Filter these entries so that only lines with the word "видео" remain.

─── Records for this task

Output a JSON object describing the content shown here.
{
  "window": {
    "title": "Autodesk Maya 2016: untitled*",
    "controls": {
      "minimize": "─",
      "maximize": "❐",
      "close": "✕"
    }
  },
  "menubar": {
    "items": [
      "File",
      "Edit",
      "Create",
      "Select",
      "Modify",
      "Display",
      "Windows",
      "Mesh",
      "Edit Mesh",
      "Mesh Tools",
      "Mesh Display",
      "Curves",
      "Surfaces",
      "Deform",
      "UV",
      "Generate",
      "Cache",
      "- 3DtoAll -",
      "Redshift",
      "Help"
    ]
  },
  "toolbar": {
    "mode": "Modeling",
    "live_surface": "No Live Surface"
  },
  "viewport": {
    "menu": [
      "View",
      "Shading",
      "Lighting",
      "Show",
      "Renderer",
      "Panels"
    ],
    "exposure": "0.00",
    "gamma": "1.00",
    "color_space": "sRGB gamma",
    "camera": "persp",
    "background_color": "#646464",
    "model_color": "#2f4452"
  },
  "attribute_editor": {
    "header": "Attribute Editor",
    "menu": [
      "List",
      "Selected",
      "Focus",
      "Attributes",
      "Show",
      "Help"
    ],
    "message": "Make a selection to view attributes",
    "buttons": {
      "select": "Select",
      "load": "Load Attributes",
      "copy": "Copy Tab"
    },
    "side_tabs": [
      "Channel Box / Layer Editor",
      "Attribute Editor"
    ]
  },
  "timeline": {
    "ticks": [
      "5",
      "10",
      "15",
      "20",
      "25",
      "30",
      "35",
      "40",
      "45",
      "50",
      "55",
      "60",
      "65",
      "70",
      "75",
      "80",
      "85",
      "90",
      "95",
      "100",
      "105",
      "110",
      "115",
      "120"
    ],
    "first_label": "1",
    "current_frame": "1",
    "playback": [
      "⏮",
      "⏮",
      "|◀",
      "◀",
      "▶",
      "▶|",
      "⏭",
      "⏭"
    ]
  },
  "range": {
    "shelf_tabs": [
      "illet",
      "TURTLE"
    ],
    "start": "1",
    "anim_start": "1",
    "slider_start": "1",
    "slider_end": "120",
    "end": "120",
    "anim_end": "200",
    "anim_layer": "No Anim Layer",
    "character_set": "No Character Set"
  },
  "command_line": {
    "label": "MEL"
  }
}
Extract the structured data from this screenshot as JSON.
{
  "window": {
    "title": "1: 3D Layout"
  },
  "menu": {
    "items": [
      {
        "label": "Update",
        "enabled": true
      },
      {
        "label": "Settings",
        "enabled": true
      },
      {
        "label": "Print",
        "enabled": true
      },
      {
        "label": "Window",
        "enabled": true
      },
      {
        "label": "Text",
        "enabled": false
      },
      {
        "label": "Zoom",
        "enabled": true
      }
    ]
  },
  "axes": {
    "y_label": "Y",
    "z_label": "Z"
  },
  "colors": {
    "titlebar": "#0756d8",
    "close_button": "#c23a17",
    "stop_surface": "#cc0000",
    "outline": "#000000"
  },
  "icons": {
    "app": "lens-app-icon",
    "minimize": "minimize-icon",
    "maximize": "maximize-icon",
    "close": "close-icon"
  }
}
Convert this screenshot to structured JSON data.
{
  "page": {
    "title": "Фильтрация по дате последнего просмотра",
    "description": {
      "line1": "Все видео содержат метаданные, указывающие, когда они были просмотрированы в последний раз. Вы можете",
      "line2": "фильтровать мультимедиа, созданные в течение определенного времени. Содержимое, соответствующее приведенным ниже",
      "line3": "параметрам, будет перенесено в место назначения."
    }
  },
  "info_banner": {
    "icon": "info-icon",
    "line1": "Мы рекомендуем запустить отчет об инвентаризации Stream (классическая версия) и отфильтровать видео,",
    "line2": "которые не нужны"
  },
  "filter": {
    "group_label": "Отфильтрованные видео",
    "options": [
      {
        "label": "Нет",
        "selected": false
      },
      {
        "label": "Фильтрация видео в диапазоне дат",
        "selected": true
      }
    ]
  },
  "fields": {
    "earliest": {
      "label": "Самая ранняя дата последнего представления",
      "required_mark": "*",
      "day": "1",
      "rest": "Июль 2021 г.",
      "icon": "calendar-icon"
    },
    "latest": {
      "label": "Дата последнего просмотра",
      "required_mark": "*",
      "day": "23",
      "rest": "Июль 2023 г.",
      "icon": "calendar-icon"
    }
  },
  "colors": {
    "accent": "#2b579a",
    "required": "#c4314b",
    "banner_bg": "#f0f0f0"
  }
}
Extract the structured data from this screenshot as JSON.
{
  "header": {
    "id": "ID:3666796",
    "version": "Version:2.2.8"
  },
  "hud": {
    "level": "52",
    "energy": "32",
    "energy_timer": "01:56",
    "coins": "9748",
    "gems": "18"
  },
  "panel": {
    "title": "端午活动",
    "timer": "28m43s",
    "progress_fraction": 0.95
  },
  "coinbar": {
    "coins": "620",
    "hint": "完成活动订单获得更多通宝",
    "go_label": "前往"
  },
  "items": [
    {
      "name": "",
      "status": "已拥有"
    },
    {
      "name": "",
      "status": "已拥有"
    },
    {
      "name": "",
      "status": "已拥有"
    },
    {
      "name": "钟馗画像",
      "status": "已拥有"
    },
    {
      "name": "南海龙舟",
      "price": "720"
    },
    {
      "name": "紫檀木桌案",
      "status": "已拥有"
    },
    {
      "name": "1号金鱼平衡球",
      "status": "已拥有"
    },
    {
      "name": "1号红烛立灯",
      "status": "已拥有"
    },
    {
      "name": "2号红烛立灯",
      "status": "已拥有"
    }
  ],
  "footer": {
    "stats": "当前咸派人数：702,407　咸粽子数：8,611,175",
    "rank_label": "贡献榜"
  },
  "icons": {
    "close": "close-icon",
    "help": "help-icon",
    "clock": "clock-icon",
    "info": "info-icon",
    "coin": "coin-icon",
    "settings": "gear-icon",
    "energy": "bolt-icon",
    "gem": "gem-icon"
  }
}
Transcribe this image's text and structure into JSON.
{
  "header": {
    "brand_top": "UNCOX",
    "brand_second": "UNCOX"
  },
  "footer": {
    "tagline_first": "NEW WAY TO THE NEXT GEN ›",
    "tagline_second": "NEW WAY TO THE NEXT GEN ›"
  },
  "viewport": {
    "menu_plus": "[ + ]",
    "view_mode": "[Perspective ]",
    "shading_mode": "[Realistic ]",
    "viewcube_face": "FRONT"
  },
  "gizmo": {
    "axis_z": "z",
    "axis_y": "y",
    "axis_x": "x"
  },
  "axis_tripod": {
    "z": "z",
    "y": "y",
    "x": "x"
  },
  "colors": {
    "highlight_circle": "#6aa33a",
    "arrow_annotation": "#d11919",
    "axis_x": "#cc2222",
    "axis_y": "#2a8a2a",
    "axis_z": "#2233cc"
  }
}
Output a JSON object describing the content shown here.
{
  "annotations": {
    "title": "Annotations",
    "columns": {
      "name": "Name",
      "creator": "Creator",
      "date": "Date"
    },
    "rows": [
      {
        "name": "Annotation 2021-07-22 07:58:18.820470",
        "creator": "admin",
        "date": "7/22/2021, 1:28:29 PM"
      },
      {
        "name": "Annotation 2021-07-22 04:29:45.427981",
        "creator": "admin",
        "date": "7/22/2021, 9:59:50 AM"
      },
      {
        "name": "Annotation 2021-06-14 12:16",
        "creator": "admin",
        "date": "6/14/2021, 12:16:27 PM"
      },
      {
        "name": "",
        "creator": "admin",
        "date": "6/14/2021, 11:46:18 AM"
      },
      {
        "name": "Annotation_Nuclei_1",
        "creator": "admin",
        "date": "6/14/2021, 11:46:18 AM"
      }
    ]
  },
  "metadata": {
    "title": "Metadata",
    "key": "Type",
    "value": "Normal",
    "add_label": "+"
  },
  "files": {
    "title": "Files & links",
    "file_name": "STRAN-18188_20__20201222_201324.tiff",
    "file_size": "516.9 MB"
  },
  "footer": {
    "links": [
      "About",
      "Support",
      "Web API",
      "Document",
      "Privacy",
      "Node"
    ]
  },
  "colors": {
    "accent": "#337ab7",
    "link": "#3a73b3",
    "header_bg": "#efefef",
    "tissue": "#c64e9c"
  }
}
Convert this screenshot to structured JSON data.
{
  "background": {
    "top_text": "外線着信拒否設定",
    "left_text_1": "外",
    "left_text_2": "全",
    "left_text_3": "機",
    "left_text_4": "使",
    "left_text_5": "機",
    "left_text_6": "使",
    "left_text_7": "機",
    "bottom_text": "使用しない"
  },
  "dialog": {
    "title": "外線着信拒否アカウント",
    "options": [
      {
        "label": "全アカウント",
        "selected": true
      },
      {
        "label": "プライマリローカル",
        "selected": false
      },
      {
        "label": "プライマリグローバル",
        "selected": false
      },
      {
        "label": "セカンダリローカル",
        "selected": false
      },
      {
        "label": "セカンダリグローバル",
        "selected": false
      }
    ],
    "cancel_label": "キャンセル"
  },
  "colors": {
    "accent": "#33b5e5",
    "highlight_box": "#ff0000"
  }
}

──────

**Correct response:**
      "line1": "Все видео содержат метаданные, указывающие, когда они были просмотрированы в последний раз. Вы можете",
    "line1": "Мы рекомендуем запустить отчет об инвентаризации Stream (классическая версия) и отфильтровать видео,",
    "group_label": "Отфильтрованные видео",
        "label": "Фильтрация видео в диапазоне дат",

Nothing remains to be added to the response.